▸ TO DO
Restate, word for word, all of the material shown below.

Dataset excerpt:
· · · ·

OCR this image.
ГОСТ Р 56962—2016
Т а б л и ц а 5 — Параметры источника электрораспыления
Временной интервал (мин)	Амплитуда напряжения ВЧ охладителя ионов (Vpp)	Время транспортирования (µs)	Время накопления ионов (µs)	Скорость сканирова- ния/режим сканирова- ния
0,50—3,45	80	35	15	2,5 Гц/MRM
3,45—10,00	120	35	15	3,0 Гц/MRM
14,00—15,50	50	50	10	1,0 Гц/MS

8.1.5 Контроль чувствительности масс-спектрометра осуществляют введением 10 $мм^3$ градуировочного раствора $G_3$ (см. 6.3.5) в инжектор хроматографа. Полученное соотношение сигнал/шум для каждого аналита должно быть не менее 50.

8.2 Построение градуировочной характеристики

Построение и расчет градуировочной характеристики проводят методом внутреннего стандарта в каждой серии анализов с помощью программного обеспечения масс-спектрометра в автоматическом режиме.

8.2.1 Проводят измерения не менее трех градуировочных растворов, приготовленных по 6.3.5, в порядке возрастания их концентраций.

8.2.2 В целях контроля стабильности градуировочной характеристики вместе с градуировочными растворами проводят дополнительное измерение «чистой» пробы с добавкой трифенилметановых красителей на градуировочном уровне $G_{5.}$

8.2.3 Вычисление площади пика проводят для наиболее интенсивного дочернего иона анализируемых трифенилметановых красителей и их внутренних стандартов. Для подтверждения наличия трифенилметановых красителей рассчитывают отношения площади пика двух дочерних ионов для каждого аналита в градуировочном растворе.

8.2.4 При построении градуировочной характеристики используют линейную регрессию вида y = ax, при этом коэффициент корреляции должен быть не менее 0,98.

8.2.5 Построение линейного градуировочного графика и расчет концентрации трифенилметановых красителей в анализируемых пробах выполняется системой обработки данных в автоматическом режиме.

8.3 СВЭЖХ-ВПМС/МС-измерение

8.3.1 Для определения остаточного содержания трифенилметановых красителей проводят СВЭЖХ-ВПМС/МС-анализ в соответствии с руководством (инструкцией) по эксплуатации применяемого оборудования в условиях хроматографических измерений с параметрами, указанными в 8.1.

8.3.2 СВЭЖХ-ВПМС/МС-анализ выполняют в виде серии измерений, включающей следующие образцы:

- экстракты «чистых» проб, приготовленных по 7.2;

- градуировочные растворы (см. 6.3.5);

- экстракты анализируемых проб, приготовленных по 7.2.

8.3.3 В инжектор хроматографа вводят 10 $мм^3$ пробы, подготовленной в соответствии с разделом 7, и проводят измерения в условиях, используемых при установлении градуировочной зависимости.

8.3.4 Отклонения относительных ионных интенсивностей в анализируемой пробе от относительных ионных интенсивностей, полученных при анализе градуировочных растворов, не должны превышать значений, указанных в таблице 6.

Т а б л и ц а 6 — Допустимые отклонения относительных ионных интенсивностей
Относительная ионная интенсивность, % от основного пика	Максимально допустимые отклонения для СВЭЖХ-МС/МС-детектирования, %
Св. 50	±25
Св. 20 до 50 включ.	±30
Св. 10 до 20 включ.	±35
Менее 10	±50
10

· · · ·

▸ SOLUTION TO THE PROBLEM
OCR this image.
ГОСТ Р 56962—2016
Т а б л и ц а 5 — Параметры источника электрораспыления
Временной интервал (мин)	Амплитуда напряжения ВЧ охладителя ионов (Vpp)	Время транспортирования (µs)	Время накопления ионов (µs)	Скорость сканирова- ния/режим сканирова- ния
0,50—3,45	80	35	15	2,5 Гц/MRM
3,45—10,00	120	35	15	3,0 Гц/MRM
14,00—15,50	50	50	10	1,0 Гц/MS

8.1.5 Контроль чувствительности масс-спектрометра осуществляют введением 10 $мм^3$ градуировочного раствора $G_3$ (см. 6.3.5) в инжектор хроматографа. Полученное соотношение сигнал/шум для каждого аналита должно быть не менее 50.

8.2 Построение градуировочной характеристики

Построение и расчет градуировочной характеристики проводят методом внутреннего стандарта в каждой серии анализов с помощью программного обеспечения масс-спектрометра в автоматическом режиме.

8.2.1 Проводят измерения не менее трех градуировочных растворов, приготовленных по 6.3.5, в порядке возрастания их концентраций.

8.2.2 В целях контроля стабильности градуировочной характеристики вместе с градуировочными растворами проводят дополнительное измерение «чистой» пробы с добавкой трифенилметановых красителей на градуировочном уровне $G_{5.}$

8.2.3 Вычисление площади пика проводят для наиболее интенсивного дочернего иона анализируемых трифенилметановых красителей и их внутренних стандартов. Для подтверждения наличия трифенилметановых красителей рассчитывают отношения площади пика двух дочерних ионов для каждого аналита в градуировочном растворе.

8.2.4 При построении градуировочной характеристики используют линейную регрессию вида y = ax, при этом коэффициент корреляции должен быть не менее 0,98.

8.2.5 Построение линейного градуировочного графика и расчет концентрации трифенилметановых красителей в анализируемых пробах выполняется системой обработки данных в автоматическом режиме.

8.3 СВЭЖХ-ВПМС/МС-измерение

8.3.1 Для определения остаточного содержания трифенилметановых красителей проводят СВЭЖХ-ВПМС/МС-анализ в соответствии с руководством (инструкцией) по эксплуатации применяемого оборудования в условиях хроматографических измерений с параметрами, указанными в 8.1.

8.3.2 СВЭЖХ-ВПМС/МС-анализ выполняют в виде серии измерений, включающей следующие образцы:

- экстракты «чистых» проб, приготовленных по 7.2;

- градуировочные растворы (см. 6.3.5);

- экстракты анализируемых проб, приготовленных по 7.2.

8.3.3 В инжектор хроматографа вводят 10 $мм^3$ пробы, подготовленной в соответствии с разделом 7, и проводят измерения в условиях, используемых при установлении градуировочной зависимости.

8.3.4 Отклонения относительных ионных интенсивностей в анализируемой пробе от относительных ионных интенсивностей, полученных при анализе градуировочных растворов, не должны превышать значений, указанных в таблице 6.

Т а б л и ц а 6 — Допустимые отклонения относительных ионных интенсивностей
Относительная ионная интенсивность, % от основного пика	Максимально допустимые отклонения для СВЭЖХ-МС/МС-детектирования, %
Св. 50	±25
Св. 20 до 50 включ.	±30
Св. 10 до 20 включ.	±35
Менее 10	±50
10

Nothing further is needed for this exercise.